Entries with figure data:
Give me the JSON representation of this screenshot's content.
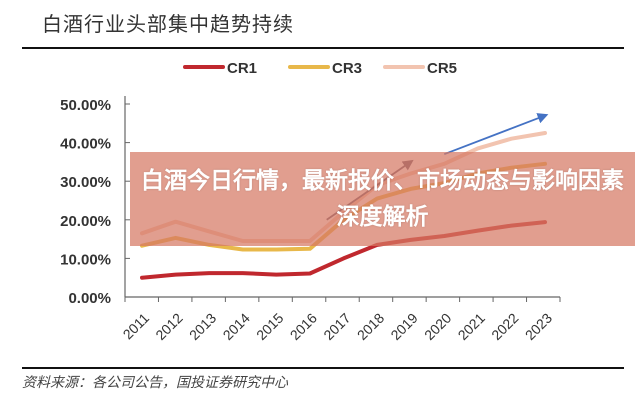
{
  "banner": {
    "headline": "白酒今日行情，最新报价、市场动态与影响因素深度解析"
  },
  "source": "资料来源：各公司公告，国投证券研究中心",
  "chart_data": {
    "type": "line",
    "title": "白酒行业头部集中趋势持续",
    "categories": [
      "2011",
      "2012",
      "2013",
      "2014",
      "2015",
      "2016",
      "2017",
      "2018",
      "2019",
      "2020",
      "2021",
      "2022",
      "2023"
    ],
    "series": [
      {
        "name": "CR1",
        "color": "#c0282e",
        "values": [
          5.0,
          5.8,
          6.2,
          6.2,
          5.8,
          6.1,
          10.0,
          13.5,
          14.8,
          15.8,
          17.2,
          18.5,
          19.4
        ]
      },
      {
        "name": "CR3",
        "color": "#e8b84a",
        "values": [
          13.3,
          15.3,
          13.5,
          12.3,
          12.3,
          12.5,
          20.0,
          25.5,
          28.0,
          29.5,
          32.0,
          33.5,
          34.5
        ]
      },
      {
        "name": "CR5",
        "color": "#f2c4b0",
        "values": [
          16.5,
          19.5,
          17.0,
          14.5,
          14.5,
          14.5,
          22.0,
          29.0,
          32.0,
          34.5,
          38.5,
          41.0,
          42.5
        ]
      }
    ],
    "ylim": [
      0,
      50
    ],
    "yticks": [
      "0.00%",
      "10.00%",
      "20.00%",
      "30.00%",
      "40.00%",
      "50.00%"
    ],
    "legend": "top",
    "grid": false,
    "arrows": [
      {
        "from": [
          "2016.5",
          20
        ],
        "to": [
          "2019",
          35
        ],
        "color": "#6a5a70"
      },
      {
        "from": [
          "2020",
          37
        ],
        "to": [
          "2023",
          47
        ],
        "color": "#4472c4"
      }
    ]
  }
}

--

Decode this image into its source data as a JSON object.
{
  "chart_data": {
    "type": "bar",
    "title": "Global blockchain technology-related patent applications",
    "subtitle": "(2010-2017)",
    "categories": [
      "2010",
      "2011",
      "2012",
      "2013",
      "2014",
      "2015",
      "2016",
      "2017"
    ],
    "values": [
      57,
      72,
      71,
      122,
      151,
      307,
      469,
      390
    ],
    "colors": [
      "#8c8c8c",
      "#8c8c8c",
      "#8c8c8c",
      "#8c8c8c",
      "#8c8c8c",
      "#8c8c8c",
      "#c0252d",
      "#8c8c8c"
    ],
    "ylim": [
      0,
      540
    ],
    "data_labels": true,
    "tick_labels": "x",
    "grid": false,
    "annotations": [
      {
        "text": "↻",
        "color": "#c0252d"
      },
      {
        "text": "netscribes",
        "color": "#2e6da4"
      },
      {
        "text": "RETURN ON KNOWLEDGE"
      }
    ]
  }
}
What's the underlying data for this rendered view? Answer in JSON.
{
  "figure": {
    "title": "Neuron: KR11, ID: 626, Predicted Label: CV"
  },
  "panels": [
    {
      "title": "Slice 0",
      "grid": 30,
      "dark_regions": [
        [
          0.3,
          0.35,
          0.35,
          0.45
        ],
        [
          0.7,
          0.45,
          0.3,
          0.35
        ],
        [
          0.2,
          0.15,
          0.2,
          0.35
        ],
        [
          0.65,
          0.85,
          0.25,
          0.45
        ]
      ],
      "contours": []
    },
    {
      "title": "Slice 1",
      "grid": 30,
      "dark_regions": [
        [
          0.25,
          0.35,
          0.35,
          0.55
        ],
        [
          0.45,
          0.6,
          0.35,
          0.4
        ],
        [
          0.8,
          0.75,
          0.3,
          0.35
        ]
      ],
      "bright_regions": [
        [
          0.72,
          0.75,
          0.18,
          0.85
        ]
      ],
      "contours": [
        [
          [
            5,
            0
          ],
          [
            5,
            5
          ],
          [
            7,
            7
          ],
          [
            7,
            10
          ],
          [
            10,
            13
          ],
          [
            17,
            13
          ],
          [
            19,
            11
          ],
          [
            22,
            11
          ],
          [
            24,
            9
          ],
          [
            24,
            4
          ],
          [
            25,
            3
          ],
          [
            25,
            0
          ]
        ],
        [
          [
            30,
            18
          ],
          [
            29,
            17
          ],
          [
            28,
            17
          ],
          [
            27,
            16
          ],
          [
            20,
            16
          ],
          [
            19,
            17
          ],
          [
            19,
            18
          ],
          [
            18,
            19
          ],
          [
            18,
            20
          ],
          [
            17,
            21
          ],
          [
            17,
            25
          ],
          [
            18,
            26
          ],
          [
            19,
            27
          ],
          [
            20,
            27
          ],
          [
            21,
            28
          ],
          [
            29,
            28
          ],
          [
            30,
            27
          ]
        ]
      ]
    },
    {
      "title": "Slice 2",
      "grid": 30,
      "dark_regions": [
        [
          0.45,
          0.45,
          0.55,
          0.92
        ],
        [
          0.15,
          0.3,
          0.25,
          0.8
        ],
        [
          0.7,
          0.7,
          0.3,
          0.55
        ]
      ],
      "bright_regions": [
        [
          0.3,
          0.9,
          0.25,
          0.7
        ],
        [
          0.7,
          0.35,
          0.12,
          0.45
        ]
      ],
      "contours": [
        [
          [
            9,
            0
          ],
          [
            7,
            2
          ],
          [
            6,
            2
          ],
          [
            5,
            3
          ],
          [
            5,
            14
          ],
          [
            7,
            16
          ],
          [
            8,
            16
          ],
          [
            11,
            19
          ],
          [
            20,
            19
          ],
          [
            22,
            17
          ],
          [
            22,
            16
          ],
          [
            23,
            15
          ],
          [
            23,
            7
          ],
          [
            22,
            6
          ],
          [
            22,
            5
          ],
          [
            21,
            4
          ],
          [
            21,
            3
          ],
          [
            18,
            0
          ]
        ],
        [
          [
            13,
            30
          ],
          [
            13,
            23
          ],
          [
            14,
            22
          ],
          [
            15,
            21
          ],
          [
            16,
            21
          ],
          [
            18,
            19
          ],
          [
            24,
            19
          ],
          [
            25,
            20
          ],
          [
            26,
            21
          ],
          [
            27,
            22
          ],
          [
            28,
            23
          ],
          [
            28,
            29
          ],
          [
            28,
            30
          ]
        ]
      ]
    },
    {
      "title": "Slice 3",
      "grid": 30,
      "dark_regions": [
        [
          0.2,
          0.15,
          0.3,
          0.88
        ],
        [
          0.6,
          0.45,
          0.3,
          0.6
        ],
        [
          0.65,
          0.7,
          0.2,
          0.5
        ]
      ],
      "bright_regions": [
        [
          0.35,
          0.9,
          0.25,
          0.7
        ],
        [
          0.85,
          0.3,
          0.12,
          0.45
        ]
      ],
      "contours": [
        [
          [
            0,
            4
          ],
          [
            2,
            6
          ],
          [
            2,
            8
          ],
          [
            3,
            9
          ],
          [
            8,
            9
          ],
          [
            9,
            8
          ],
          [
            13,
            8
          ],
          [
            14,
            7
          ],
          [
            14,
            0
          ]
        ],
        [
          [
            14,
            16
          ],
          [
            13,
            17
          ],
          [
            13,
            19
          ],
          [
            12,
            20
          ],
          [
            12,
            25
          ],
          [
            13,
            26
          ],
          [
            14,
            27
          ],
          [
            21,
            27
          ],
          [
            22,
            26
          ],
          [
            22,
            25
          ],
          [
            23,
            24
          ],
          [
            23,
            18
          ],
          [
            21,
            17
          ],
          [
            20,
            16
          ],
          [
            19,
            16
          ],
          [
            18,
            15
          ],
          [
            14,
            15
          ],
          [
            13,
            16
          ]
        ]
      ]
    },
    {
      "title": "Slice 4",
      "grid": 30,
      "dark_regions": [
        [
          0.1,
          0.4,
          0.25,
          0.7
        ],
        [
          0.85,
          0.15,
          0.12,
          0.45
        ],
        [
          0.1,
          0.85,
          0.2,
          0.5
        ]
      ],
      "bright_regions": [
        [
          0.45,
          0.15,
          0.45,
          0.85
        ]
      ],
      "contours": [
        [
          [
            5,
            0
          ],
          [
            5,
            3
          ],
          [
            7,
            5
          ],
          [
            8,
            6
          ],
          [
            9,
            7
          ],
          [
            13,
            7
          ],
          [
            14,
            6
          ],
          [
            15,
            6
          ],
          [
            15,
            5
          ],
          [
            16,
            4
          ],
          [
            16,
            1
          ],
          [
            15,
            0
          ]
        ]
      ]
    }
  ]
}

What the task requires :: Copy out every line of the data that includes the word "text".

Answer below ::
        "text": "↻",
        "text": "netscribes",
        "text": "RETURN ON KNOWLEDGE"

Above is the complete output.